WHAT TO DO
Without the images, print all the entries below exactly as given.

Saved entries
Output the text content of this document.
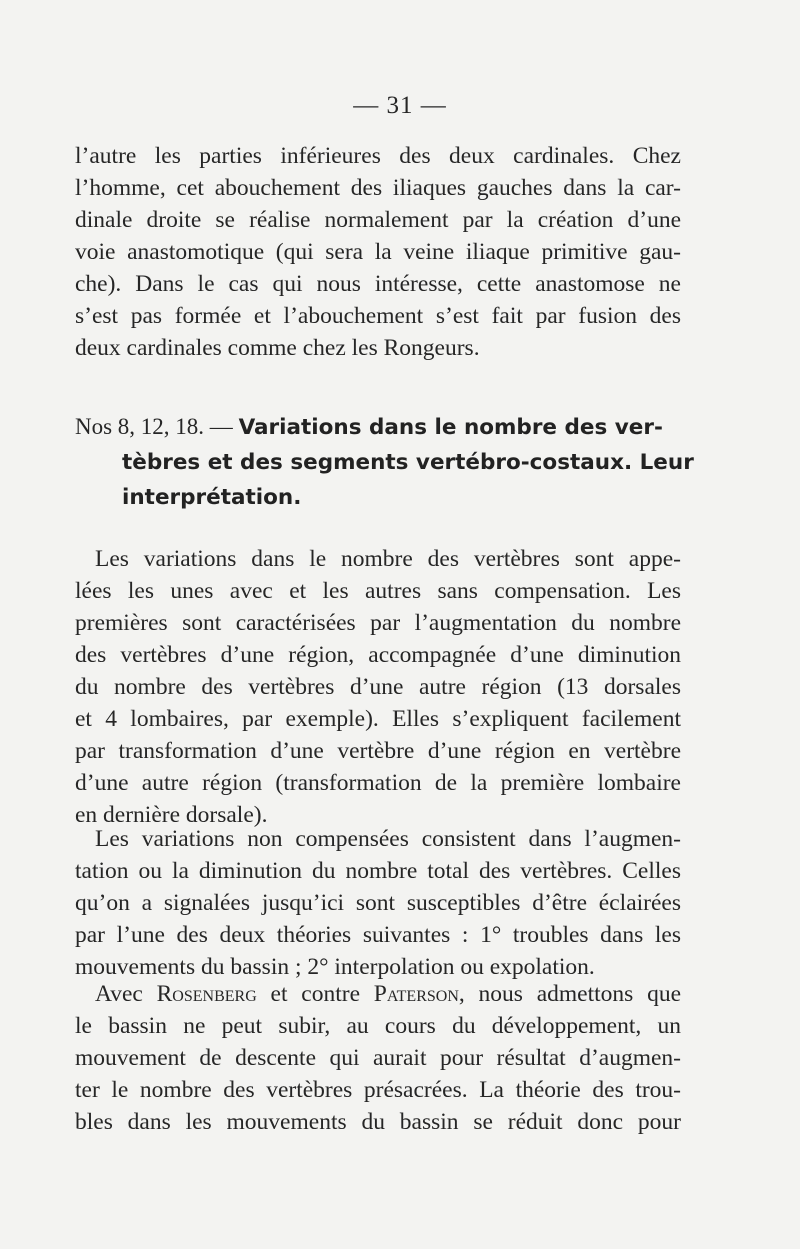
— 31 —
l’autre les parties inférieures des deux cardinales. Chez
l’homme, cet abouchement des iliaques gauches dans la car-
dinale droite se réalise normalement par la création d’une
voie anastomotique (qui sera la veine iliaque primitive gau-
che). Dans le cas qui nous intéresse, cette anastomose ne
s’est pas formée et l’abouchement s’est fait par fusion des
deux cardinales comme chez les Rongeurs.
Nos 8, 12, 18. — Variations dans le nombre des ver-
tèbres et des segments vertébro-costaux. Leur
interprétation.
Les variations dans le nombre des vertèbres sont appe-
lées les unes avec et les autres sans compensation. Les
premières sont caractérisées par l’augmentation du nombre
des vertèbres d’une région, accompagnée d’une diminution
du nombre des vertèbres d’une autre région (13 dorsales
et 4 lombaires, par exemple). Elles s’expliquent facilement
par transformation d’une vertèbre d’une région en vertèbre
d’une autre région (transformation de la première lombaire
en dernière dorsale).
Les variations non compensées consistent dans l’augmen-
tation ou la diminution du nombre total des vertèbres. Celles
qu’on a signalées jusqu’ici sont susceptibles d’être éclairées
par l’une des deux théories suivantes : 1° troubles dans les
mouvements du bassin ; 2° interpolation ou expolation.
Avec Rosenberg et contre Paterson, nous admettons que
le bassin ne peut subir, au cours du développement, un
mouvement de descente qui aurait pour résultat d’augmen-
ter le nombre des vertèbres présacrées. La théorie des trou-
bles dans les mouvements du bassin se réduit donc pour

ANSWER BELOW
Output the text content of this document.
— 31 —
l’autre les parties inférieures des deux cardinales. Chez
l’homme, cet abouchement des iliaques gauches dans la car-
dinale droite se réalise normalement par la création d’une
voie anastomotique (qui sera la veine iliaque primitive gau-
che). Dans le cas qui nous intéresse, cette anastomose ne
s’est pas formée et l’abouchement s’est fait par fusion des
deux cardinales comme chez les Rongeurs.
Nos 8, 12, 18. — Variations dans le nombre des ver-
tèbres et des segments vertébro-costaux. Leur
interprétation.
Les variations dans le nombre des vertèbres sont appe-
lées les unes avec et les autres sans compensation. Les
premières sont caractérisées par l’augmentation du nombre
des vertèbres d’une région, accompagnée d’une diminution
du nombre des vertèbres d’une autre région (13 dorsales
et 4 lombaires, par exemple). Elles s’expliquent facilement
par transformation d’une vertèbre d’une région en vertèbre
d’une autre région (transformation de la première lombaire
en dernière dorsale).
Les variations non compensées consistent dans l’augmen-
tation ou la diminution du nombre total des vertèbres. Celles
qu’on a signalées jusqu’ici sont susceptibles d’être éclairées
par l’une des deux théories suivantes : 1° troubles dans les
mouvements du bassin ; 2° interpolation ou expolation.
Avec Rosenberg et contre Paterson, nous admettons que
le bassin ne peut subir, au cours du développement, un
mouvement de descente qui aurait pour résultat d’augmen-
ter le nombre des vertèbres présacrées. La théorie des trou-
bles dans les mouvements du bassin se réduit donc pour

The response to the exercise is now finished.